= Your task =
Restate the data word for word and leave the images out.

= Supplied records =
□ □ □

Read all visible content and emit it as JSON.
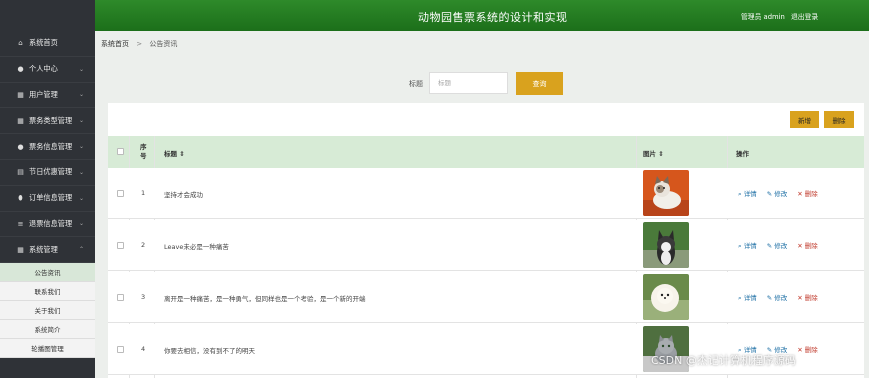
{
  "header": {
    "title": "动物园售票系统的设计和实现",
    "user": "管理员 admin",
    "logout": "退出登录"
  },
  "sidebar": {
    "items": [
      {
        "label": "系统首页",
        "icon": "home-icon",
        "glyph": "⌂",
        "chev": ""
      },
      {
        "label": "个人中心",
        "icon": "user-icon",
        "glyph": "●",
        "chev": "⌄"
      },
      {
        "label": "用户管理",
        "icon": "grid-icon",
        "glyph": "▦",
        "chev": "⌄"
      },
      {
        "label": "票务类型管理",
        "icon": "grid-icon",
        "glyph": "▦",
        "chev": "⌄"
      },
      {
        "label": "票务信息管理",
        "icon": "user-icon",
        "glyph": "●",
        "chev": "⌄"
      },
      {
        "label": "节日优惠管理",
        "icon": "calendar-icon",
        "glyph": "▤",
        "chev": "⌄"
      },
      {
        "label": "订单信息管理",
        "icon": "pin-icon",
        "glyph": "⬮",
        "chev": "⌄"
      },
      {
        "label": "退票信息管理",
        "icon": "sliders-icon",
        "glyph": "≡",
        "chev": "⌄"
      },
      {
        "label": "系统管理",
        "icon": "grid-icon",
        "glyph": "▦",
        "chev": "⌃"
      }
    ],
    "subitems": [
      "公告资讯",
      "联系我们",
      "关于我们",
      "系统简介",
      "轮播图管理"
    ]
  },
  "breadcrumb": {
    "home": "系统首页",
    "sep": ">",
    "current": "公告资讯"
  },
  "search": {
    "label": "标题",
    "placeholder": "标题",
    "button": "查询"
  },
  "toolbar": {
    "add": "新增",
    "delete": "删除"
  },
  "table": {
    "columns": {
      "index": "序号",
      "title": "标题 ⇕",
      "image": "图片 ⇕",
      "ops": "操作"
    },
    "rows": [
      {
        "index": "1",
        "title": "坚持才会成功",
        "image": "cat-photo"
      },
      {
        "index": "2",
        "title": "Leave未必是一种痛苦",
        "image": "husky-photo"
      },
      {
        "index": "3",
        "title": "离开是一种痛苦，是一种勇气，但同样也是一个考验，是一个新的开端",
        "image": "pomeranian-photo"
      },
      {
        "index": "4",
        "title": "你要去相信，没有到不了的明天",
        "image": "cat-photo-2"
      }
    ],
    "ops": {
      "view": "详情",
      "edit": "修改",
      "delete": "删除"
    }
  },
  "watermark": "CSDN @杰记计算机程序源码",
  "colors": {
    "header": "#1f7a1d",
    "accent": "#d9a21e",
    "sidebar": "#2f3237",
    "thead": "#d7ebd6"
  }
}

□ □ □

= Written answer =
Read all visible content and emit it as JSON.
{
  "header": {
    "title": "动物园售票系统的设计和实现",
    "user": "管理员 admin",
    "logout": "退出登录"
  },
  "sidebar": {
    "items": [
      {
        "label": "系统首页",
        "icon": "home-icon",
        "glyph": "⌂",
        "chev": ""
      },
      {
        "label": "个人中心",
        "icon": "user-icon",
        "glyph": "●",
        "chev": "⌄"
      },
      {
        "label": "用户管理",
        "icon": "grid-icon",
        "glyph": "▦",
        "chev": "⌄"
      },
      {
        "label": "票务类型管理",
        "icon": "grid-icon",
        "glyph": "▦",
        "chev": "⌄"
      },
      {
        "label": "票务信息管理",
        "icon": "user-icon",
        "glyph": "●",
        "chev": "⌄"
      },
      {
        "label": "节日优惠管理",
        "icon": "calendar-icon",
        "glyph": "▤",
        "chev": "⌄"
      },
      {
        "label": "订单信息管理",
        "icon": "pin-icon",
        "glyph": "⬮",
        "chev": "⌄"
      },
      {
        "label": "退票信息管理",
        "icon": "sliders-icon",
        "glyph": "≡",
        "chev": "⌄"
      },
      {
        "label": "系统管理",
        "icon": "grid-icon",
        "glyph": "▦",
        "chev": "⌃"
      }
    ],
    "subitems": [
      "公告资讯",
      "联系我们",
      "关于我们",
      "系统简介",
      "轮播图管理"
    ]
  },
  "breadcrumb": {
    "home": "系统首页",
    "sep": ">",
    "current": "公告资讯"
  },
  "search": {
    "label": "标题",
    "placeholder": "标题",
    "button": "查询"
  },
  "toolbar": {
    "add": "新增",
    "delete": "删除"
  },
  "table": {
    "columns": {
      "index": "序号",
      "title": "标题 ⇕",
      "image": "图片 ⇕",
      "ops": "操作"
    },
    "rows": [
      {
        "index": "1",
        "title": "坚持才会成功",
        "image": "cat-photo"
      },
      {
        "index": "2",
        "title": "Leave未必是一种痛苦",
        "image": "husky-photo"
      },
      {
        "index": "3",
        "title": "离开是一种痛苦，是一种勇气，但同样也是一个考验，是一个新的开端",
        "image": "pomeranian-photo"
      },
      {
        "index": "4",
        "title": "你要去相信，没有到不了的明天",
        "image": "cat-photo-2"
      }
    ],
    "ops": {
      "view": "详情",
      "edit": "修改",
      "delete": "删除"
    }
  },
  "watermark": "CSDN @杰记计算机程序源码",
  "colors": {
    "header": "#1f7a1d",
    "accent": "#d9a21e",
    "sidebar": "#2f3237",
    "thead": "#d7ebd6"
  }
}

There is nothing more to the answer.